### Brief
Where the string "value" occurs in the material below, report the whole line.

━━━━━ Task inputs

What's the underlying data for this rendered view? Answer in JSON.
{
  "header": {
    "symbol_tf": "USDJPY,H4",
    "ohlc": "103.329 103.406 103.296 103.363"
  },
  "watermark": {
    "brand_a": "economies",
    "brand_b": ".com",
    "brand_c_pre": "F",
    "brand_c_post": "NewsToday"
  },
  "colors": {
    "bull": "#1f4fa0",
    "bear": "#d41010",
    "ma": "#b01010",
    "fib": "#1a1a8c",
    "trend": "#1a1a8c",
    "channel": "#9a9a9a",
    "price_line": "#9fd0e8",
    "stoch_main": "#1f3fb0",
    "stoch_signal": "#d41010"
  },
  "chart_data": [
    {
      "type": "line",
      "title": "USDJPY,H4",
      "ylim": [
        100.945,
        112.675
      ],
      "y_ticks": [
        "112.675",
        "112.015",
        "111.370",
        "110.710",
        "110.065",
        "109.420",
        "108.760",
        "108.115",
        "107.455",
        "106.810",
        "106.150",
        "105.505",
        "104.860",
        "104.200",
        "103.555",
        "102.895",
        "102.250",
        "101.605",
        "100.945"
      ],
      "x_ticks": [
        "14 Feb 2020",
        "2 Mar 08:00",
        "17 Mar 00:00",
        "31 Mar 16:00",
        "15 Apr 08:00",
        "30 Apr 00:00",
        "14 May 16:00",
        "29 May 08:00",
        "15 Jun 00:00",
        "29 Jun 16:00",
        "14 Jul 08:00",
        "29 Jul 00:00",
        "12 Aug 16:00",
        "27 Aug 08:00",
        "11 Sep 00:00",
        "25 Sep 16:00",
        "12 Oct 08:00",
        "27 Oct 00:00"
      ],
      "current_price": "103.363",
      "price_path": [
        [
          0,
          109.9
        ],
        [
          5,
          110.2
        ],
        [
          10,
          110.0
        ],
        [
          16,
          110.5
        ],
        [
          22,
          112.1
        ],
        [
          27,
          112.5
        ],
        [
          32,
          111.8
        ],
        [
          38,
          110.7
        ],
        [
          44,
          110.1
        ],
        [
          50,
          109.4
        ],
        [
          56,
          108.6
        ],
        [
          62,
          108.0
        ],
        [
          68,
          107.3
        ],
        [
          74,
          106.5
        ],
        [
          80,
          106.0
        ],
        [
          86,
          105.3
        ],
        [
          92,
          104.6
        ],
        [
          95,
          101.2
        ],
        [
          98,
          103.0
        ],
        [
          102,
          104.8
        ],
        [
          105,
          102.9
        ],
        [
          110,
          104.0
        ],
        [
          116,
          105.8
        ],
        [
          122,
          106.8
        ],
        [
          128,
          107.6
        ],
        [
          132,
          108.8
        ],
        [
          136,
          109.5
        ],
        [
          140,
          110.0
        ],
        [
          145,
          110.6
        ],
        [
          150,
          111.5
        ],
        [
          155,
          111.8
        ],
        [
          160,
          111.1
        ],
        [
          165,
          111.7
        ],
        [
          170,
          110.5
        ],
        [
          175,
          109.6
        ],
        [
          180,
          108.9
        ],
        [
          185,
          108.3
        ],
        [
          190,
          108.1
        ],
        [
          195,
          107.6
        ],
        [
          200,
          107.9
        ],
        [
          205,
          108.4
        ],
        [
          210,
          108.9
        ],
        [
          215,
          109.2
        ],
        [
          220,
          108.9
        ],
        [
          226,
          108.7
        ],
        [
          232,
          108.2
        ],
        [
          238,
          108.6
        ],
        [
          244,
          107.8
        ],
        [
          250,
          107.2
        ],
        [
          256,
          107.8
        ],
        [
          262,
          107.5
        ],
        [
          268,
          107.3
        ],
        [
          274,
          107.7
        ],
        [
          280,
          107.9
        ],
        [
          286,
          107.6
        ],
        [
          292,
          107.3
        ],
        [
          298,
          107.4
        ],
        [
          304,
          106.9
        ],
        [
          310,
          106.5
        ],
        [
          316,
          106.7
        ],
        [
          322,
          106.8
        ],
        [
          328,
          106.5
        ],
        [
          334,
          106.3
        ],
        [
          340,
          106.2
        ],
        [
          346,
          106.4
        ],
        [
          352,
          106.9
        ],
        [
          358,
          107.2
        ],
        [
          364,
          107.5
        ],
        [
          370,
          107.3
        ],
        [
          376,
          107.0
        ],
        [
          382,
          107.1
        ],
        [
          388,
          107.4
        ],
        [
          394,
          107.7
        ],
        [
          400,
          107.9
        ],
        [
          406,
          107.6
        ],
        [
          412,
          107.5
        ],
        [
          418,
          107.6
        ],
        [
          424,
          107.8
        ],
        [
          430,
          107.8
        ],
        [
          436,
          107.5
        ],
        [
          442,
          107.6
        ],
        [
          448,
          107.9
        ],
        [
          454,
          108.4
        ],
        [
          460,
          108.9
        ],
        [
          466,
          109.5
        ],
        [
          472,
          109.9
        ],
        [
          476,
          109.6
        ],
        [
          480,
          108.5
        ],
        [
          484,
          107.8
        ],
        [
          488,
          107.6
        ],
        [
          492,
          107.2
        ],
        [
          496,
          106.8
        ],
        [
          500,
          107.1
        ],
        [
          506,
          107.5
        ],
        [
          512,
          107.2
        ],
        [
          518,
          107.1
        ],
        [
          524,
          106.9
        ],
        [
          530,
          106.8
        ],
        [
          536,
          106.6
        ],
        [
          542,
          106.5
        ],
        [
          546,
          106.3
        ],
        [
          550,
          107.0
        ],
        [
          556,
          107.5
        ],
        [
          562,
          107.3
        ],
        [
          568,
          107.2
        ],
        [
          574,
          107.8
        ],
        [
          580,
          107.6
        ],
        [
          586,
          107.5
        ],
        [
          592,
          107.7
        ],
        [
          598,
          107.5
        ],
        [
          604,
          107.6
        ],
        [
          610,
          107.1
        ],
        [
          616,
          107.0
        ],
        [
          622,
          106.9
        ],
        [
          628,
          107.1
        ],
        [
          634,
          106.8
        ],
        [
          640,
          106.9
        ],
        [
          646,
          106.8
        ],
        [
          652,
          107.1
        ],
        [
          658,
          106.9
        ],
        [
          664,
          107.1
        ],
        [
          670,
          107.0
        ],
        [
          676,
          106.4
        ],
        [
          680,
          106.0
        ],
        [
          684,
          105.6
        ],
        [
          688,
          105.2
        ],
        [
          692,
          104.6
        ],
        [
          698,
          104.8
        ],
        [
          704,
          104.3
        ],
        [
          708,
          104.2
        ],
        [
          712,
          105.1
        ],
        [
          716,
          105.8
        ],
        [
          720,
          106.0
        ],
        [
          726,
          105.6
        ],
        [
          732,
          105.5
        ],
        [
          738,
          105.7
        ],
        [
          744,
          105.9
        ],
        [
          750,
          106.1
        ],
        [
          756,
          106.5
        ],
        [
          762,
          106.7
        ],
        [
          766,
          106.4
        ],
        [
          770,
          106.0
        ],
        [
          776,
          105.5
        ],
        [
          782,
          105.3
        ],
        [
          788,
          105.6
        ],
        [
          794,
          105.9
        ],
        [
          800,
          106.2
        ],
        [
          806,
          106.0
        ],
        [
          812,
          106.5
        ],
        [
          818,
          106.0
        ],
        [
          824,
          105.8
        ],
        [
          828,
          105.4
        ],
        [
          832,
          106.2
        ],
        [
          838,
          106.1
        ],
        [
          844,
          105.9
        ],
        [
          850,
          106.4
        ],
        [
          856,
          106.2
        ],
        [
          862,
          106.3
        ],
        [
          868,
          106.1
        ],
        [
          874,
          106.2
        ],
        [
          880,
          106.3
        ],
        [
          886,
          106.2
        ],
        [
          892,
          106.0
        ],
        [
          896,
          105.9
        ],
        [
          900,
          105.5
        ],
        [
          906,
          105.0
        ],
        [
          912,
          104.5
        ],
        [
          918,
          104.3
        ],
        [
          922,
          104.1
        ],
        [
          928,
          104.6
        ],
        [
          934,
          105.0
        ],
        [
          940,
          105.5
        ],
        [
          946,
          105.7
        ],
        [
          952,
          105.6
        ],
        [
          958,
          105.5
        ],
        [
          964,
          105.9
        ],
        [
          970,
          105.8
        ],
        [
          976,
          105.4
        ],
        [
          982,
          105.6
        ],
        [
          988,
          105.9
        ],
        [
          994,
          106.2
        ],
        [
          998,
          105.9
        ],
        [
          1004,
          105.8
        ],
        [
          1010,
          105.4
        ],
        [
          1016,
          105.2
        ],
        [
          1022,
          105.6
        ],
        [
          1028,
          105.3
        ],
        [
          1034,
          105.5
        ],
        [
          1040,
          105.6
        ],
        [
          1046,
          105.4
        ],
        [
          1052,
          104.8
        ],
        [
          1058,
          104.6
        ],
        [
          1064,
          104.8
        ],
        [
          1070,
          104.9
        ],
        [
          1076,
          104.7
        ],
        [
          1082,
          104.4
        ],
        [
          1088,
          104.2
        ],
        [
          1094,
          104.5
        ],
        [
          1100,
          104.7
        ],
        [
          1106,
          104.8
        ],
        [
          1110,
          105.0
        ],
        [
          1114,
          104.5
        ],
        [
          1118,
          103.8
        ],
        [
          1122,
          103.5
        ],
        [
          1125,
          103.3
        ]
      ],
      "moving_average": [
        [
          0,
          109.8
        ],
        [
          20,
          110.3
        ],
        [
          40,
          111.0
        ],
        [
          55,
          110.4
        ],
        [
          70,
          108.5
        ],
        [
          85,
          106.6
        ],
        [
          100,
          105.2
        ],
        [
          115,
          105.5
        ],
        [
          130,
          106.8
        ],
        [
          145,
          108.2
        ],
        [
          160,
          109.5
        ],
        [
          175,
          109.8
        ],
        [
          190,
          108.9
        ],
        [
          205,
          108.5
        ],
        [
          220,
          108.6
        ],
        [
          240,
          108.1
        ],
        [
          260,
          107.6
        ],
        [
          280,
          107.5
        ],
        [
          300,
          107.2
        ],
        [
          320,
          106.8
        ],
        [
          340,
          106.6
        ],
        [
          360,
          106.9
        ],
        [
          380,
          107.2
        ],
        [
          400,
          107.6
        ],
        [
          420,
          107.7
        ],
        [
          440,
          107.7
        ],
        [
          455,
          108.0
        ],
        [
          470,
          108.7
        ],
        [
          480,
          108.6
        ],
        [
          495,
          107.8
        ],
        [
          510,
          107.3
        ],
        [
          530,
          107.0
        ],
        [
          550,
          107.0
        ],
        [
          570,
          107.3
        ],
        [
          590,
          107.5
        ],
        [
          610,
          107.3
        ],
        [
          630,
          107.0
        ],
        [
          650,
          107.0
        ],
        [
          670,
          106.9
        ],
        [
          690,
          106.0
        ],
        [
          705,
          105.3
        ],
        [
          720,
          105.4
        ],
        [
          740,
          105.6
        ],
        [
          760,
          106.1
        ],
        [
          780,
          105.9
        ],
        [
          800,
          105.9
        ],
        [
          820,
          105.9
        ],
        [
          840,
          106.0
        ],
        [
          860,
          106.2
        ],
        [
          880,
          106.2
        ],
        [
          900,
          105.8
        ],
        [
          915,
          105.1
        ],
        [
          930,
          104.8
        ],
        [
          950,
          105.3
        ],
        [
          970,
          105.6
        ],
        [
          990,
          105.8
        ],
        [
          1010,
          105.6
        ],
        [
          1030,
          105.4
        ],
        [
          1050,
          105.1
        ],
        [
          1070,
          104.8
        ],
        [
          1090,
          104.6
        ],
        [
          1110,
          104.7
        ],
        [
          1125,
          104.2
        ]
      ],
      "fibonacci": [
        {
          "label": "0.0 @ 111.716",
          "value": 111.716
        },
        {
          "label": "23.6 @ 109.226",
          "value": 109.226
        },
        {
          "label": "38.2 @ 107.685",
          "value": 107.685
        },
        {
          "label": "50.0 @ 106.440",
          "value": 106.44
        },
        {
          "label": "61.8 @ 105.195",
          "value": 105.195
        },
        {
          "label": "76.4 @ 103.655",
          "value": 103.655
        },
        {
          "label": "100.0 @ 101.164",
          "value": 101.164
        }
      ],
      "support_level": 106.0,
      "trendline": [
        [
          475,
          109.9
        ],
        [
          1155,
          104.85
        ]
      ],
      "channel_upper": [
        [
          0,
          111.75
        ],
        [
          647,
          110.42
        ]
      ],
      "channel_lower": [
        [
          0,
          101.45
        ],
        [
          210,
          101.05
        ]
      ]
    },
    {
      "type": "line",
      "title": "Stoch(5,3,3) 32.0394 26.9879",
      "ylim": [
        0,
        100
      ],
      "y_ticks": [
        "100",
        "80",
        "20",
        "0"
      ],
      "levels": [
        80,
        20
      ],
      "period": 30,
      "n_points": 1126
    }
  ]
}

━━━━━━━━━━

### Finished exercise
          "value": 111.716
          "value": 109.226
          "value": 107.685
          "value": 106.44
          "value": 105.195
          "value": 103.655
          "value": 101.164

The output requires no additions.